» Set exercise: Copy each line of the entries that contains the word "capacitor".

» Input:
>>>>>
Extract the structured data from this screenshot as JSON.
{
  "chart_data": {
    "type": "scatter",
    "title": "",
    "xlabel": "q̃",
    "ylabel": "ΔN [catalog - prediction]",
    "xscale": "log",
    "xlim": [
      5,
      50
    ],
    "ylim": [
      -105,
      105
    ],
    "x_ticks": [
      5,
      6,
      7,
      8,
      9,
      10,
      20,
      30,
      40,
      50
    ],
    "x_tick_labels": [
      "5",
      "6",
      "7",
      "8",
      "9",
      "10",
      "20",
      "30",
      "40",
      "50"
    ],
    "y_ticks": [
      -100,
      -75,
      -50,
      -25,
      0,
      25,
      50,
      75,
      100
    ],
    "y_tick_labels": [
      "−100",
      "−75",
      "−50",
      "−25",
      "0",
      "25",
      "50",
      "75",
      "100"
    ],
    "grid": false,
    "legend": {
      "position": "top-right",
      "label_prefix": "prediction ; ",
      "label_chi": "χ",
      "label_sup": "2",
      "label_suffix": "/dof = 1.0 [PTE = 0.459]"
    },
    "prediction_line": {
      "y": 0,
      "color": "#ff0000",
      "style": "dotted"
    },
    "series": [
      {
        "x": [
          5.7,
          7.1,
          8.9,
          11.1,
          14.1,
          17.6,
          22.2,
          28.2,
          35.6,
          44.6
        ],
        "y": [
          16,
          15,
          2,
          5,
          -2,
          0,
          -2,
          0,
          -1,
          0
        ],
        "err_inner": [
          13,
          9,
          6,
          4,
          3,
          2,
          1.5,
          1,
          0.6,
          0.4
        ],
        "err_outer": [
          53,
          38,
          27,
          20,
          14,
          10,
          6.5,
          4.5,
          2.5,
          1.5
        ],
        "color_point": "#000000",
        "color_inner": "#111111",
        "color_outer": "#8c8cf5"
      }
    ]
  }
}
<<<<<
>>>>>
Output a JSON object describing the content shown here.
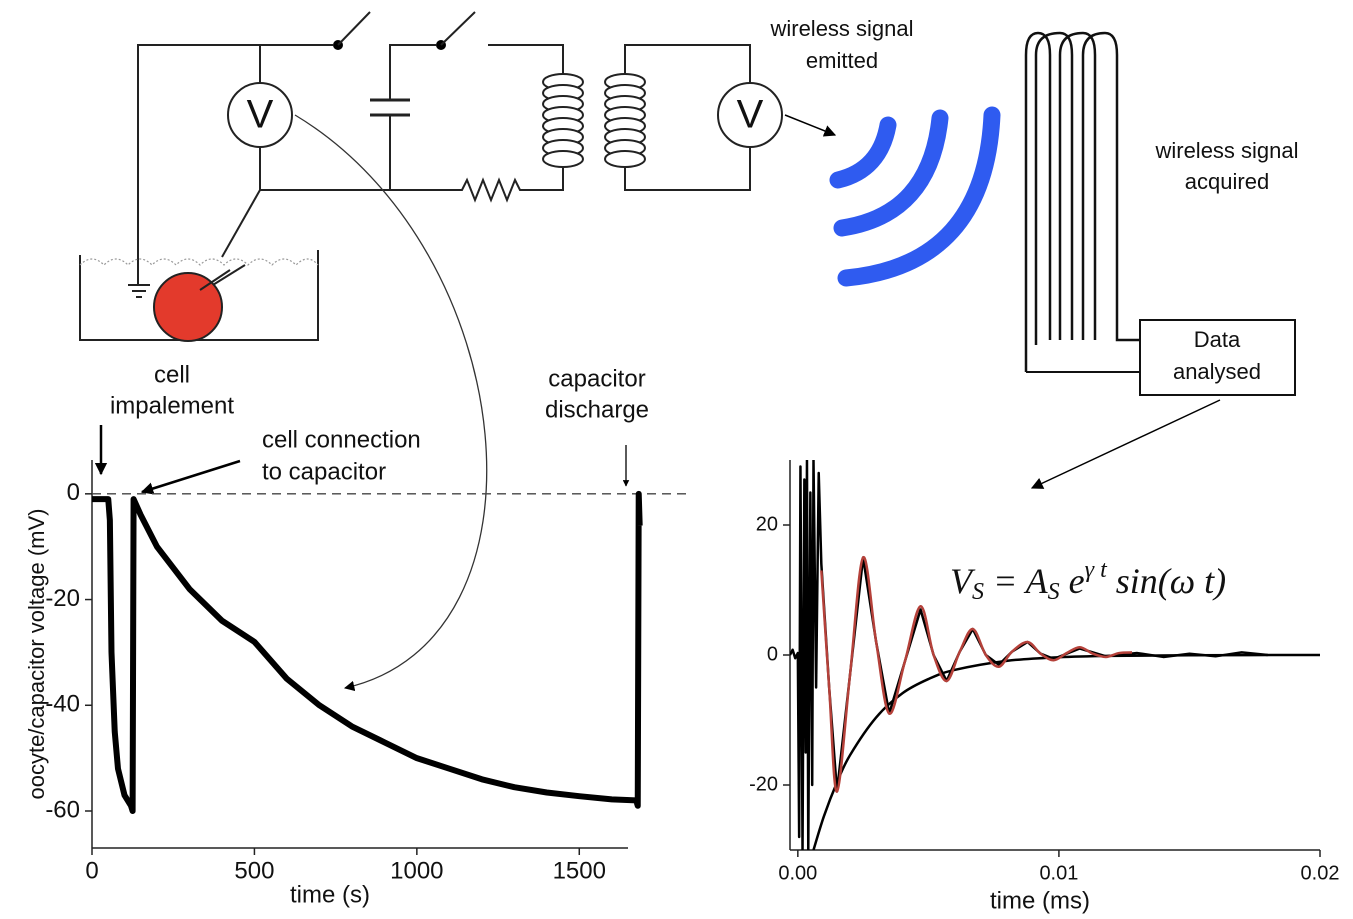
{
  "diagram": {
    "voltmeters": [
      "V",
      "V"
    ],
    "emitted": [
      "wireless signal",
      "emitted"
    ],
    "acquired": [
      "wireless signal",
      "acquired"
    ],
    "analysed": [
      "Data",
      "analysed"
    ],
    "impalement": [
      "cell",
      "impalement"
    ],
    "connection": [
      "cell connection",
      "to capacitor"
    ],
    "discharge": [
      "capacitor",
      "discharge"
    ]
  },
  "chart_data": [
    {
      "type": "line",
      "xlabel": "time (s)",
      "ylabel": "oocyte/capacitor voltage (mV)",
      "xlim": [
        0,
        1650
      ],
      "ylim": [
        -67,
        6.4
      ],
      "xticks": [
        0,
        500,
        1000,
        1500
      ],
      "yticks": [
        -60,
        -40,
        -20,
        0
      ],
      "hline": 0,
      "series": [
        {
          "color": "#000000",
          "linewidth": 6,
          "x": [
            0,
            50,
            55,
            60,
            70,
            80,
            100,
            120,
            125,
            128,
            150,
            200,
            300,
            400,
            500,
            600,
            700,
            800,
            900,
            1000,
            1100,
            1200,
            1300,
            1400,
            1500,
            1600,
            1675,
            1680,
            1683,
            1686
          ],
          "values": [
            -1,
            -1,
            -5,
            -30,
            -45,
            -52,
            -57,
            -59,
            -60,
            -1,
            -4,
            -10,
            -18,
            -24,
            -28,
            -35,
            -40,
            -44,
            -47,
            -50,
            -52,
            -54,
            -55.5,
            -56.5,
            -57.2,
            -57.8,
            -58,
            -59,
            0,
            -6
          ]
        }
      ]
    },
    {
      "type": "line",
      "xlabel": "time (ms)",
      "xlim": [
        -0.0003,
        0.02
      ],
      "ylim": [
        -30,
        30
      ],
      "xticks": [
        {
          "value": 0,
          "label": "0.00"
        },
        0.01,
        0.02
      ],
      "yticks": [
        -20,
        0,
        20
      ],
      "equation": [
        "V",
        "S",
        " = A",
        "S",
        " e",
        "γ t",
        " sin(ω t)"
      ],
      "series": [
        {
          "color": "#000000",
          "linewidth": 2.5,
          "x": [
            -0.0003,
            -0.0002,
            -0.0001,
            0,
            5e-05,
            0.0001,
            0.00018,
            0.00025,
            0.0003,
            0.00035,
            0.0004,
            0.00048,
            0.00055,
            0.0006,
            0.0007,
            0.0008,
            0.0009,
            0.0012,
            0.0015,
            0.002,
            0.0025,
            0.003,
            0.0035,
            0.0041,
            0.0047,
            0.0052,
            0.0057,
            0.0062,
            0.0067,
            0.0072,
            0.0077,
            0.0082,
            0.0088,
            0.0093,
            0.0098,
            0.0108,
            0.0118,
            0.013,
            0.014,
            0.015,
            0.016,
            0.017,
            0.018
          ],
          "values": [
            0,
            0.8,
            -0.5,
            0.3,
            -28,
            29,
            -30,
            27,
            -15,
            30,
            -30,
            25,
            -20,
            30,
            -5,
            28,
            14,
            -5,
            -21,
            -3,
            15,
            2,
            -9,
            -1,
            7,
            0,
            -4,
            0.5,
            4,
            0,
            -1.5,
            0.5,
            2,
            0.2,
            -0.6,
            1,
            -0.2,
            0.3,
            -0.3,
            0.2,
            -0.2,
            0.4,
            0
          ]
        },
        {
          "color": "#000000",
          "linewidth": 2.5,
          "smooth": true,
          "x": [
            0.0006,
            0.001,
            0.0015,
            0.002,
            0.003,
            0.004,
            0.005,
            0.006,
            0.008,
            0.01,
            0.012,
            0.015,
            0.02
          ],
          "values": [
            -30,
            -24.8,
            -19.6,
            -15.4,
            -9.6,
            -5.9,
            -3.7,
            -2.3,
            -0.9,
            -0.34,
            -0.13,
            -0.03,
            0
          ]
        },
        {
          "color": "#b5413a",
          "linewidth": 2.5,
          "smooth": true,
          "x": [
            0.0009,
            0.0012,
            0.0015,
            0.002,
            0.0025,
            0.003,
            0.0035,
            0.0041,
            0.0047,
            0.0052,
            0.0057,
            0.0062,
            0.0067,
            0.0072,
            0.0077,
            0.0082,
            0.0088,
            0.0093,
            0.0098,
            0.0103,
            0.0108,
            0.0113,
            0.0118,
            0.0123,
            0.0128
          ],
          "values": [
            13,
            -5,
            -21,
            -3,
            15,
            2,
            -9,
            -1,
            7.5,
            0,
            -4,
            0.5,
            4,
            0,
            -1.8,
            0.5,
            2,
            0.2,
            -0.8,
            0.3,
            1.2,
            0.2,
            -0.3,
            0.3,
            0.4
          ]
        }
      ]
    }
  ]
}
<<<<<
» Solution below:
      "to capacitor"
      "capacitor",
      "ylabel": "oocyte/capacitor voltage (mV)",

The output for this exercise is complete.